### Supplied records
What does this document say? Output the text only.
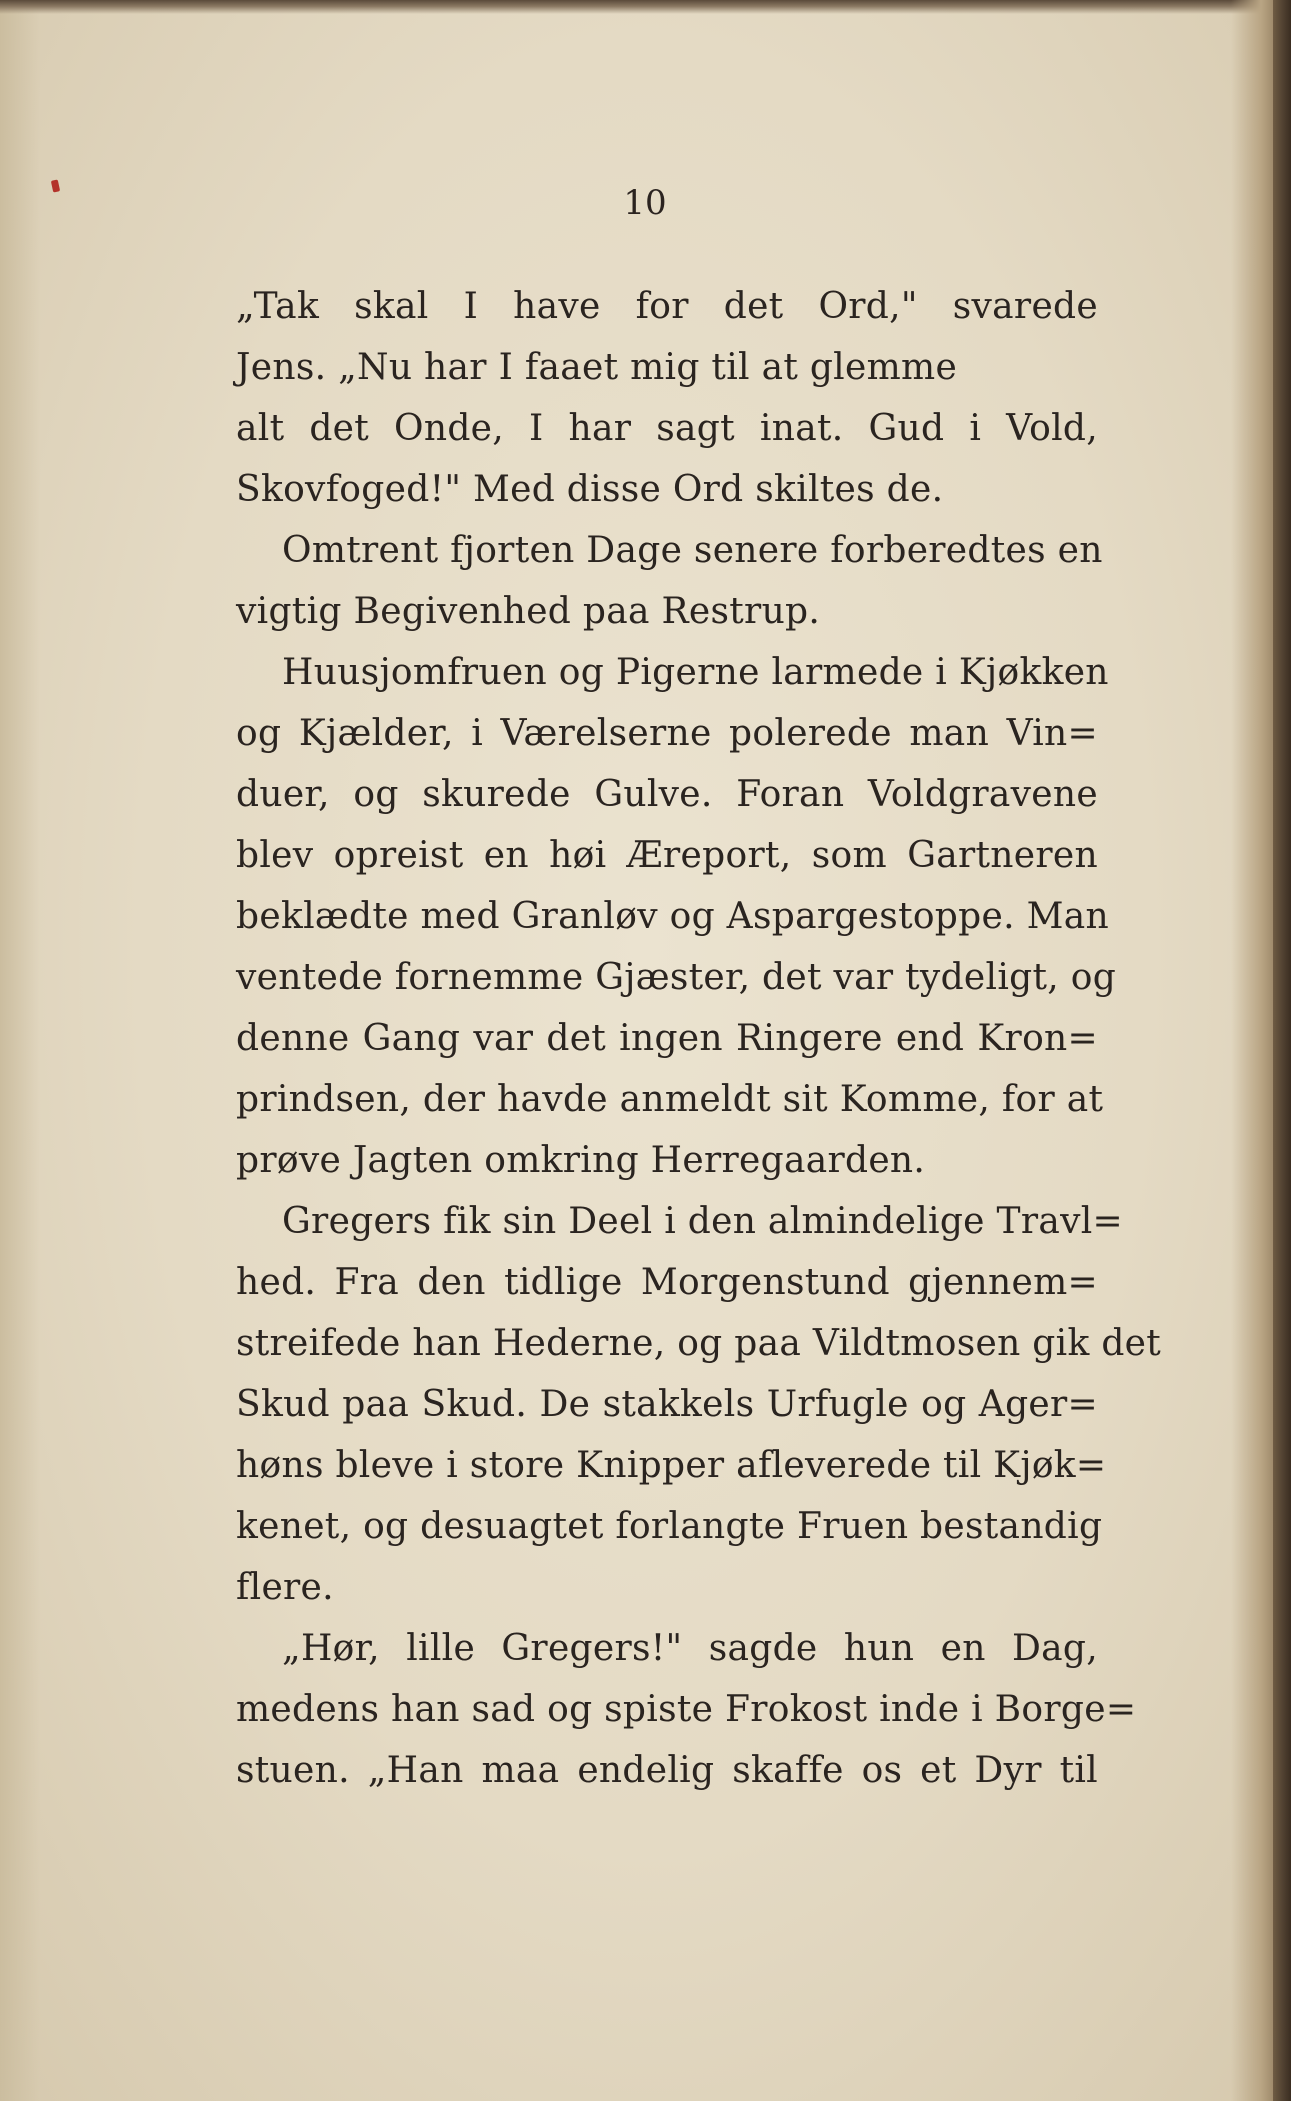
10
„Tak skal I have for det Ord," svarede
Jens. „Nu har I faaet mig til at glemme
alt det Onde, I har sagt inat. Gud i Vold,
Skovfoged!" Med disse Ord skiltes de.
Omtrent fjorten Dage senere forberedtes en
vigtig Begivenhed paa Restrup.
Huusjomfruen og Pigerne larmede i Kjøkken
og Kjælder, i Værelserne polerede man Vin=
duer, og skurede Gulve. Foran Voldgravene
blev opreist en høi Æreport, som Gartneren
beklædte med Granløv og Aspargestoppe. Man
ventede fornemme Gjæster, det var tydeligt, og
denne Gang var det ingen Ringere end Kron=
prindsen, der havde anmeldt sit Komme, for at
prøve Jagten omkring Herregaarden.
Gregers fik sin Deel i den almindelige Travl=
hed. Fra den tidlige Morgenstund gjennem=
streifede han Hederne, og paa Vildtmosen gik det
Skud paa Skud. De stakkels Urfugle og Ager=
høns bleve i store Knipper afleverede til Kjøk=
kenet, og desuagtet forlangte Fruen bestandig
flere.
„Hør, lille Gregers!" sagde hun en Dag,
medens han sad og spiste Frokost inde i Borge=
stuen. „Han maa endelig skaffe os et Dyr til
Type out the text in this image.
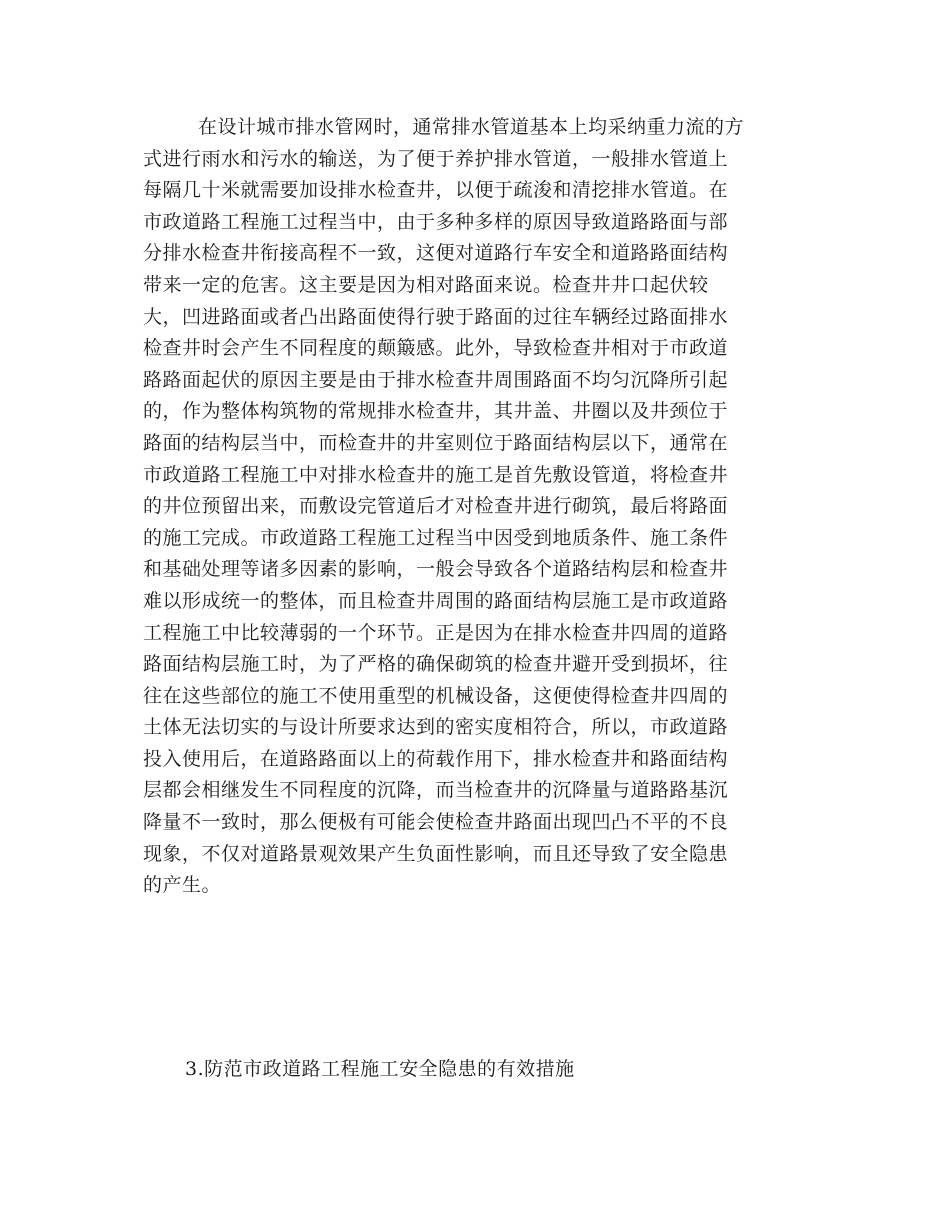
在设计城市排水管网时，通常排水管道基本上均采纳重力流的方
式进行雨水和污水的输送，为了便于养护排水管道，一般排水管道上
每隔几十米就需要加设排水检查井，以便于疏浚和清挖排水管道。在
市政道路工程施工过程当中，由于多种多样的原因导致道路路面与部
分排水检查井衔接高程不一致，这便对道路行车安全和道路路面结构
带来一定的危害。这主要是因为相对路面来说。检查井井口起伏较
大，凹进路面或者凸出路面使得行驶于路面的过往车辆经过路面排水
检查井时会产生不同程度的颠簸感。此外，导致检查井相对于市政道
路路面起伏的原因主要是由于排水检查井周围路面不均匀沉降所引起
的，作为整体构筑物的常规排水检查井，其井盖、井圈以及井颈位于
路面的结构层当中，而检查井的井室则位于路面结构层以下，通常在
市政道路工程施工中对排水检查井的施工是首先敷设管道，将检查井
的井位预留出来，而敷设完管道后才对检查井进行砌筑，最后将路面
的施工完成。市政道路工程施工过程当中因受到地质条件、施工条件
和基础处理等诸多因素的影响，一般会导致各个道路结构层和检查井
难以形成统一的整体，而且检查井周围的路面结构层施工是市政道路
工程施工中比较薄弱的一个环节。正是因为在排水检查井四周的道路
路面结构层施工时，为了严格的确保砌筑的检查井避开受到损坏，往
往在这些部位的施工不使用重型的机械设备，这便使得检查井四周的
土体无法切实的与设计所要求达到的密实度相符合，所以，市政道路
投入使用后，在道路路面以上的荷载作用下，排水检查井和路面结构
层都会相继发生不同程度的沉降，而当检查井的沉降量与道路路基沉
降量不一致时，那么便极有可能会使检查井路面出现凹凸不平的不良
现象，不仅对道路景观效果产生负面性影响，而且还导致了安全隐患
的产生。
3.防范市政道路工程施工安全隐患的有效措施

### Directions
Restate each entry word for word, please, but drop any images it holds.

### Correct result
What does this document say? Output the text only.
10
„Tak skal I have for det Ord," svarede
Jens. „Nu har I faaet mig til at glemme
alt det Onde, I har sagt inat. Gud i Vold,
Skovfoged!" Med disse Ord skiltes de.
Omtrent fjorten Dage senere forberedtes en
vigtig Begivenhed paa Restrup.
Huusjomfruen og Pigerne larmede i Kjøkken
og Kjælder, i Værelserne polerede man Vin=
duer, og skurede Gulve. Foran Voldgravene
blev opreist en høi Æreport, som Gartneren
beklædte med Granløv og Aspargestoppe. Man
ventede fornemme Gjæster, det var tydeligt, og
denne Gang var det ingen Ringere end Kron=
prindsen, der havde anmeldt sit Komme, for at
prøve Jagten omkring Herregaarden.
Gregers fik sin Deel i den almindelige Travl=
hed. Fra den tidlige Morgenstund gjennem=
streifede han Hederne, og paa Vildtmosen gik det
Skud paa Skud. De stakkels Urfugle og Ager=
høns bleve i store Knipper afleverede til Kjøk=
kenet, og desuagtet forlangte Fruen bestandig
flere.
„Hør, lille Gregers!" sagde hun en Dag,
medens han sad og spiste Frokost inde i Borge=
stuen. „Han maa endelig skaffe os et Dyr til
Type out the text in this image.
在设计城市排水管网时，通常排水管道基本上均采纳重力流的方
式进行雨水和污水的输送，为了便于养护排水管道，一般排水管道上
每隔几十米就需要加设排水检查井，以便于疏浚和清挖排水管道。在
市政道路工程施工过程当中，由于多种多样的原因导致道路路面与部
分排水检查井衔接高程不一致，这便对道路行车安全和道路路面结构
带来一定的危害。这主要是因为相对路面来说。检查井井口起伏较
大，凹进路面或者凸出路面使得行驶于路面的过往车辆经过路面排水
检查井时会产生不同程度的颠簸感。此外，导致检查井相对于市政道
路路面起伏的原因主要是由于排水检查井周围路面不均匀沉降所引起
的，作为整体构筑物的常规排水检查井，其井盖、井圈以及井颈位于
路面的结构层当中，而检查井的井室则位于路面结构层以下，通常在
市政道路工程施工中对排水检查井的施工是首先敷设管道，将检查井
的井位预留出来，而敷设完管道后才对检查井进行砌筑，最后将路面
的施工完成。市政道路工程施工过程当中因受到地质条件、施工条件
和基础处理等诸多因素的影响，一般会导致各个道路结构层和检查井
难以形成统一的整体，而且检查井周围的路面结构层施工是市政道路
工程施工中比较薄弱的一个环节。正是因为在排水检查井四周的道路
路面结构层施工时，为了严格的确保砌筑的检查井避开受到损坏，往
往在这些部位的施工不使用重型的机械设备，这便使得检查井四周的
土体无法切实的与设计所要求达到的密实度相符合，所以，市政道路
投入使用后，在道路路面以上的荷载作用下，排水检查井和路面结构
层都会相继发生不同程度的沉降，而当检查井的沉降量与道路路基沉
降量不一致时，那么便极有可能会使检查井路面出现凹凸不平的不良
现象，不仅对道路景观效果产生负面性影响，而且还导致了安全隐患
的产生。
3.防范市政道路工程施工安全隐患的有效措施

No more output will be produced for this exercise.